Directions: Each entry should be quoted word for word, including every mark of punctuation.

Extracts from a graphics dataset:
━━━━━━━━━━━━━━━━━━━━

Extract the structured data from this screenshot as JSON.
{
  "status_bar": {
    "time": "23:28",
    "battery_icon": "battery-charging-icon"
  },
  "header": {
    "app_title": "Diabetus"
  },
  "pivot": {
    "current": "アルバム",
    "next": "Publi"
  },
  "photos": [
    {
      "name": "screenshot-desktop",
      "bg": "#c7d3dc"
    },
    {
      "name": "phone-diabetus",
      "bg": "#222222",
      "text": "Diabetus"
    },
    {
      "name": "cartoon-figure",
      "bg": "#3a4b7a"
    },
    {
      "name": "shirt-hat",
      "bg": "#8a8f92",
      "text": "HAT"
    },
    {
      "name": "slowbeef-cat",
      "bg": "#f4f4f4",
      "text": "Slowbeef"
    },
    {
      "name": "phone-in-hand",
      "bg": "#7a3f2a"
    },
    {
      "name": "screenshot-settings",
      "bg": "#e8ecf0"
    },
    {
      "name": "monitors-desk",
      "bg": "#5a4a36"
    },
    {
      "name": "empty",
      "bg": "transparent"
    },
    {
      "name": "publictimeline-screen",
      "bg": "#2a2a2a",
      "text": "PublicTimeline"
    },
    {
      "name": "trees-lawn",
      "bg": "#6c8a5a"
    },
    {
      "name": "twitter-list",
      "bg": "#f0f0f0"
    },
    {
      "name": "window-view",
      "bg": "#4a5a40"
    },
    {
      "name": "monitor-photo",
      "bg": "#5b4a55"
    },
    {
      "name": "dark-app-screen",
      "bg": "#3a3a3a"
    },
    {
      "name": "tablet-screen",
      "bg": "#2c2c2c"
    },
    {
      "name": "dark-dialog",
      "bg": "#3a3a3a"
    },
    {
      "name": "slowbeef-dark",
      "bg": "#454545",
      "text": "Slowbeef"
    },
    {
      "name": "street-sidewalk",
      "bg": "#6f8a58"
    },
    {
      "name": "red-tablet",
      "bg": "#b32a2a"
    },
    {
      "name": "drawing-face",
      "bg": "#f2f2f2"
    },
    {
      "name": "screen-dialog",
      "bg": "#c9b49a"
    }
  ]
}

━━━━━━━━━━━━━━━━━━━━

Result below:
Extract the structured data from this screenshot as JSON.
{
  "status_bar": {
    "time": "23:28",
    "battery_icon": "battery-charging-icon"
  },
  "header": {
    "app_title": "Diabetus"
  },
  "pivot": {
    "current": "アルバム",
    "next": "Publi"
  },
  "photos": [
    {
      "name": "screenshot-desktop",
      "bg": "#c7d3dc"
    },
    {
      "name": "phone-diabetus",
      "bg": "#222222",
      "text": "Diabetus"
    },
    {
      "name": "cartoon-figure",
      "bg": "#3a4b7a"
    },
    {
      "name": "shirt-hat",
      "bg": "#8a8f92",
      "text": "HAT"
    },
    {
      "name": "slowbeef-cat",
      "bg": "#f4f4f4",
      "text": "Slowbeef"
    },
    {
      "name": "phone-in-hand",
      "bg": "#7a3f2a"
    },
    {
      "name": "screenshot-settings",
      "bg": "#e8ecf0"
    },
    {
      "name": "monitors-desk",
      "bg": "#5a4a36"
    },
    {
      "name": "empty",
      "bg": "transparent"
    },
    {
      "name": "publictimeline-screen",
      "bg": "#2a2a2a",
      "text": "PublicTimeline"
    },
    {
      "name": "trees-lawn",
      "bg": "#6c8a5a"
    },
    {
      "name": "twitter-list",
      "bg": "#f0f0f0"
    },
    {
      "name": "window-view",
      "bg": "#4a5a40"
    },
    {
      "name": "monitor-photo",
      "bg": "#5b4a55"
    },
    {
      "name": "dark-app-screen",
      "bg": "#3a3a3a"
    },
    {
      "name": "tablet-screen",
      "bg": "#2c2c2c"
    },
    {
      "name": "dark-dialog",
      "bg": "#3a3a3a"
    },
    {
      "name": "slowbeef-dark",
      "bg": "#454545",
      "text": "Slowbeef"
    },
    {
      "name": "street-sidewalk",
      "bg": "#6f8a58"
    },
    {
      "name": "red-tablet",
      "bg": "#b32a2a"
    },
    {
      "name": "drawing-face",
      "bg": "#f2f2f2"
    },
    {
      "name": "screen-dialog",
      "bg": "#c9b49a"
    }
  ]
}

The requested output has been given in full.